_Set task_.
Wherever "根据牛顿第二定律" appears in a line, copy that line.

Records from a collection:
'''

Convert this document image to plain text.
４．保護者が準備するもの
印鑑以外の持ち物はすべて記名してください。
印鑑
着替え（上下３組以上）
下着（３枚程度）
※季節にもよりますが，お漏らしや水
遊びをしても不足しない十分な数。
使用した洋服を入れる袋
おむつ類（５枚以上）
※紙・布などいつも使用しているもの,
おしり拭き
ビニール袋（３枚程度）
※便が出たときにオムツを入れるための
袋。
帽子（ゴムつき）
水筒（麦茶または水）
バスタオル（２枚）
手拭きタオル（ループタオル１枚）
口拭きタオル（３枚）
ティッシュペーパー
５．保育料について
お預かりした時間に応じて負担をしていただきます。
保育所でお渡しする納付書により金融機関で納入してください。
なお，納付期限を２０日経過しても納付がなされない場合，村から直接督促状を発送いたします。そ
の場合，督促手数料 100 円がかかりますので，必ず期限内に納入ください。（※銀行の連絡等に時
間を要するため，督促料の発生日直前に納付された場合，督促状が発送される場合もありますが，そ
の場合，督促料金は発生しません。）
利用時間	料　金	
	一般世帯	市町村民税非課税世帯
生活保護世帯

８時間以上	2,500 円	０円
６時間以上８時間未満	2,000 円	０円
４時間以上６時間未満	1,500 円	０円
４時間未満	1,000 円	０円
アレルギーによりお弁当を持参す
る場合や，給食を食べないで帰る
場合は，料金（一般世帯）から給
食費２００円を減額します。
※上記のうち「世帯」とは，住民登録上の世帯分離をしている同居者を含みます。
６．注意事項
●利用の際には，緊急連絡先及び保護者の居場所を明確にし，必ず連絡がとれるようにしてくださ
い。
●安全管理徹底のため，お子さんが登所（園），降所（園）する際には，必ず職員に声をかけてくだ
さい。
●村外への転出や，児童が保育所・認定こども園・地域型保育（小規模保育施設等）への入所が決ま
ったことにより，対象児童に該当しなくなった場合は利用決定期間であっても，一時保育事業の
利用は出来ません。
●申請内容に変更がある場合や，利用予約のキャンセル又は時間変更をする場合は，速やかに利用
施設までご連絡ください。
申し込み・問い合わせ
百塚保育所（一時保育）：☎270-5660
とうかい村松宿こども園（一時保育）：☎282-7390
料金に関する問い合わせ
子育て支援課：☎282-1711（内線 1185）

'''
'''

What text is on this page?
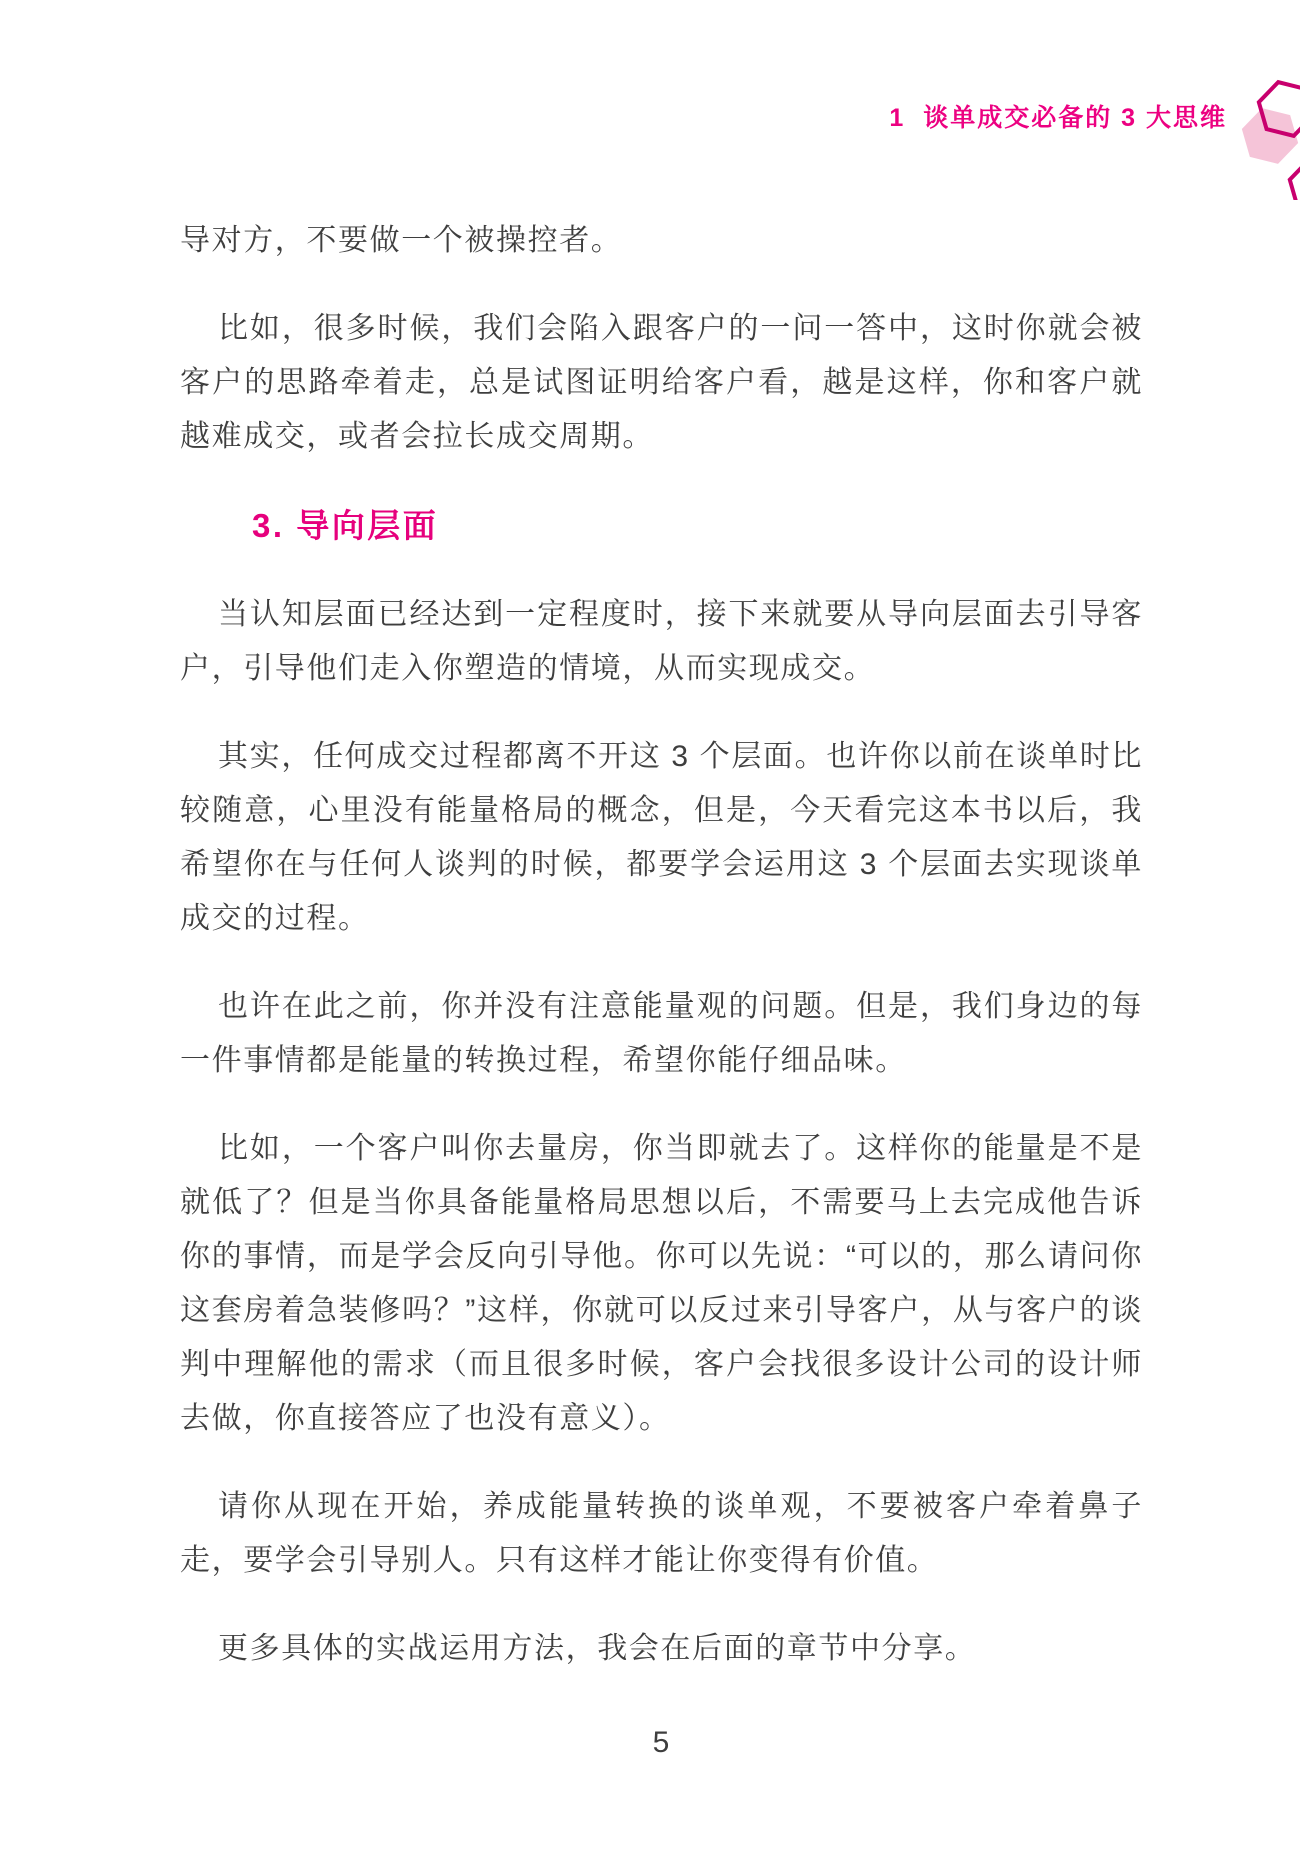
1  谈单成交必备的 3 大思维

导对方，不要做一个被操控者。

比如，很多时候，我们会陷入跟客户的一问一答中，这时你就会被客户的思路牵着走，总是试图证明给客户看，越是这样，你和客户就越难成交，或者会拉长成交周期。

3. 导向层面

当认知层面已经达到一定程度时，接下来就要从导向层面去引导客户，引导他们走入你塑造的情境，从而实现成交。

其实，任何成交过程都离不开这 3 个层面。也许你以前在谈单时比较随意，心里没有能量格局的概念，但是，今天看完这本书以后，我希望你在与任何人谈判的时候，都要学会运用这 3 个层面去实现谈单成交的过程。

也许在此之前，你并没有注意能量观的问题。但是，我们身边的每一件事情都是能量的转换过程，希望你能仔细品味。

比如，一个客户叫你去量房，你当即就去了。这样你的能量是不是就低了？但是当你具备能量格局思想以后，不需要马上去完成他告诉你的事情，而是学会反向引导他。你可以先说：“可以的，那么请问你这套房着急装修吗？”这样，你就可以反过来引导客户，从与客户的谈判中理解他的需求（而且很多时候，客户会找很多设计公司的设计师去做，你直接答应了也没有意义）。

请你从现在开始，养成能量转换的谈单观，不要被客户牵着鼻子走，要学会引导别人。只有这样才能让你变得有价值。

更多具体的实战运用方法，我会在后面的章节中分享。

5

'''
'''

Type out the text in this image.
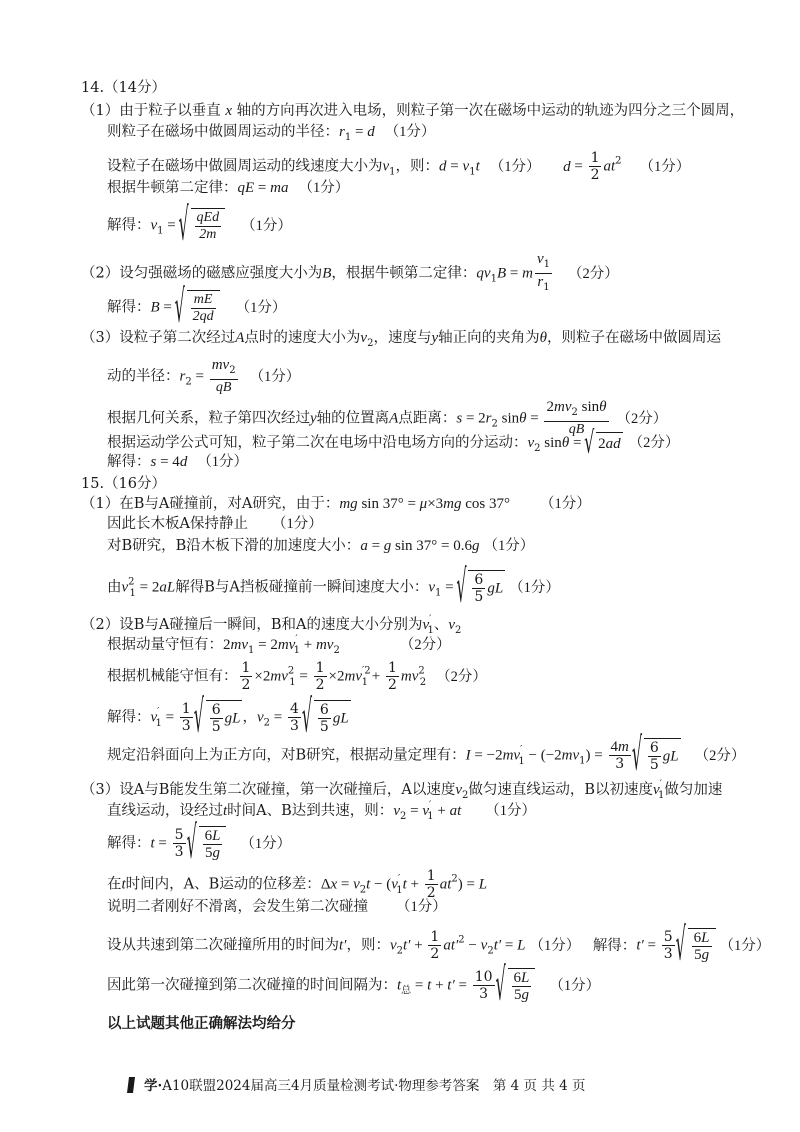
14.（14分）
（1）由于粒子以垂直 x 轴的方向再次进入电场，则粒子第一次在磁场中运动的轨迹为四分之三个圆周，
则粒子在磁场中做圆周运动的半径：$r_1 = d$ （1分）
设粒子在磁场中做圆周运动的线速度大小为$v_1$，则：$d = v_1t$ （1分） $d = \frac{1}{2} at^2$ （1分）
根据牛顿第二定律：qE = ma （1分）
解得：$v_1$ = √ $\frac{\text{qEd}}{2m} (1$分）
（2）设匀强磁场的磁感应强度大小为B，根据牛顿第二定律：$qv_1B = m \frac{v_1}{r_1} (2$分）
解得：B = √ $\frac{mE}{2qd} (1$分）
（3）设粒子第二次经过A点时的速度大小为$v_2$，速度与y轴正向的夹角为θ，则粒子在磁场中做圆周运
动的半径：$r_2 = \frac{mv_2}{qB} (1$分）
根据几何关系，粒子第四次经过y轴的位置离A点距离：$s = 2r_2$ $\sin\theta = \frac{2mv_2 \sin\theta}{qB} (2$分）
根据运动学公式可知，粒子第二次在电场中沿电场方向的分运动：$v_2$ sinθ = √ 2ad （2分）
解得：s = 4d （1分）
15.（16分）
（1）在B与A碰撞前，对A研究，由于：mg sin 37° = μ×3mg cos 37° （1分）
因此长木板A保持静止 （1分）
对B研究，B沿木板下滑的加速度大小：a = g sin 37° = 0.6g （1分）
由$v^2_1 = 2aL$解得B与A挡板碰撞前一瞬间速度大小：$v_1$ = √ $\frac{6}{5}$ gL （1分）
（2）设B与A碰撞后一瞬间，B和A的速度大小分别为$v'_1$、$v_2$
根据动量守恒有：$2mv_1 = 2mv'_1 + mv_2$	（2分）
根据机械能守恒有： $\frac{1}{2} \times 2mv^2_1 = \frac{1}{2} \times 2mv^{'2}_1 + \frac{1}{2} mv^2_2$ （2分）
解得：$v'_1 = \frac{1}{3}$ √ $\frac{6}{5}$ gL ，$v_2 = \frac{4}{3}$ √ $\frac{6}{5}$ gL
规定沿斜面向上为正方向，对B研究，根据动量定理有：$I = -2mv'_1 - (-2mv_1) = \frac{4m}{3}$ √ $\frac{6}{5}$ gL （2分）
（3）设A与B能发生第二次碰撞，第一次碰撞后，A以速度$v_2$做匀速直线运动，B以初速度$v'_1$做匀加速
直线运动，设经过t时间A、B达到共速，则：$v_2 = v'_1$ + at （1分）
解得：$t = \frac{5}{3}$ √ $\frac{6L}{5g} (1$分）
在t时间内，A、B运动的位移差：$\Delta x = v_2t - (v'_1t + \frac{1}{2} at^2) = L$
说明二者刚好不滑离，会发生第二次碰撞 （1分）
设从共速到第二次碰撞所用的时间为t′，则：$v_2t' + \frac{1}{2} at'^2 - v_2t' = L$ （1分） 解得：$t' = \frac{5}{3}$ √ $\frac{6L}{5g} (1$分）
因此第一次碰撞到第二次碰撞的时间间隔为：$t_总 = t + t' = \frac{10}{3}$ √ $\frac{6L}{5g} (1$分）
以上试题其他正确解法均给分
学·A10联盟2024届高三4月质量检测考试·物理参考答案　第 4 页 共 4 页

'''

_Output_.
根据牛顿第二定律：qE = ma （1分）
（2）设匀强磁场的磁感应强度大小为B，根据牛顿第二定律：$qv_1B = m \frac{v_1}{r_1} (2$分）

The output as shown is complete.